begin

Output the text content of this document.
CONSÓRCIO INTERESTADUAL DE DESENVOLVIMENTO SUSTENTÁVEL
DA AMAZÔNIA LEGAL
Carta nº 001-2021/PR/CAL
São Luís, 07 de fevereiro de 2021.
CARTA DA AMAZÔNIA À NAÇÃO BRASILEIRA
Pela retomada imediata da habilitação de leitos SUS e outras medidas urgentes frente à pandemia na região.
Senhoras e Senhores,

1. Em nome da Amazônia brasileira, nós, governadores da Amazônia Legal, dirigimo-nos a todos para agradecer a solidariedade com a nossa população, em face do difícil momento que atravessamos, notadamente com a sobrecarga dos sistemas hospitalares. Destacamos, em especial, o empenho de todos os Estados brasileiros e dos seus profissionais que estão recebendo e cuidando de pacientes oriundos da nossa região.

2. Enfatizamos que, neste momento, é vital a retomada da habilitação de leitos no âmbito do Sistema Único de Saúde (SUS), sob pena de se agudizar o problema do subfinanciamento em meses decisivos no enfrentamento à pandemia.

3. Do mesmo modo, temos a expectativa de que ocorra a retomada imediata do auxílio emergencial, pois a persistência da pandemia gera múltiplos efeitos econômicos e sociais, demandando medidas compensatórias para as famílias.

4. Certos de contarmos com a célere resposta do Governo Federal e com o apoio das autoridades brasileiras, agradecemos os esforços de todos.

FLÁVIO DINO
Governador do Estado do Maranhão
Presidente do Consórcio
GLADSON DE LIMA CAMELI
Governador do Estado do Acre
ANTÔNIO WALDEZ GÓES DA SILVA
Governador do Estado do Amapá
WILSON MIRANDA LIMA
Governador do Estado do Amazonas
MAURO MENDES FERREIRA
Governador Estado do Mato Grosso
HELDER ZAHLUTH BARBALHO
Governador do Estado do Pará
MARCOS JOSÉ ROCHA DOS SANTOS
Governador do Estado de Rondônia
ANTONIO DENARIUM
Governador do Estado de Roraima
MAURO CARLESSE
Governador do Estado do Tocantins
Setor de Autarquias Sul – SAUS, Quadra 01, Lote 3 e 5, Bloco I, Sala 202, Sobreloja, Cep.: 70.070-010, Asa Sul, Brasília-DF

end

▶ [What is required]
Would you reproduce the material above in full, exactly as given?

▶ [Task response]
Output the text content of this document.
CONSÓRCIO INTERESTADUAL DE DESENVOLVIMENTO SUSTENTÁVEL
DA AMAZÔNIA LEGAL
Carta nº 001-2021/PR/CAL
São Luís, 07 de fevereiro de 2021.
CARTA DA AMAZÔNIA À NAÇÃO BRASILEIRA
Pela retomada imediata da habilitação de leitos SUS e outras medidas urgentes frente à pandemia na região.
Senhoras e Senhores,

1. Em nome da Amazônia brasileira, nós, governadores da Amazônia Legal, dirigimo-nos a todos para agradecer a solidariedade com a nossa população, em face do difícil momento que atravessamos, notadamente com a sobrecarga dos sistemas hospitalares. Destacamos, em especial, o empenho de todos os Estados brasileiros e dos seus profissionais que estão recebendo e cuidando de pacientes oriundos da nossa região.

2. Enfatizamos que, neste momento, é vital a retomada da habilitação de leitos no âmbito do Sistema Único de Saúde (SUS), sob pena de se agudizar o problema do subfinanciamento em meses decisivos no enfrentamento à pandemia.

3. Do mesmo modo, temos a expectativa de que ocorra a retomada imediata do auxílio emergencial, pois a persistência da pandemia gera múltiplos efeitos econômicos e sociais, demandando medidas compensatórias para as famílias.

4. Certos de contarmos com a célere resposta do Governo Federal e com o apoio das autoridades brasileiras, agradecemos os esforços de todos.

FLÁVIO DINO
Governador do Estado do Maranhão
Presidente do Consórcio
GLADSON DE LIMA CAMELI
Governador do Estado do Acre
ANTÔNIO WALDEZ GÓES DA SILVA
Governador do Estado do Amapá
WILSON MIRANDA LIMA
Governador do Estado do Amazonas
MAURO MENDES FERREIRA
Governador Estado do Mato Grosso
HELDER ZAHLUTH BARBALHO
Governador do Estado do Pará
MARCOS JOSÉ ROCHA DOS SANTOS
Governador do Estado de Rondônia
ANTONIO DENARIUM
Governador do Estado de Roraima
MAURO CARLESSE
Governador do Estado do Tocantins
Setor de Autarquias Sul – SAUS, Quadra 01, Lote 3 e 5, Bloco I, Sala 202, Sobreloja, Cep.: 70.070-010, Asa Sul, Brasília-DF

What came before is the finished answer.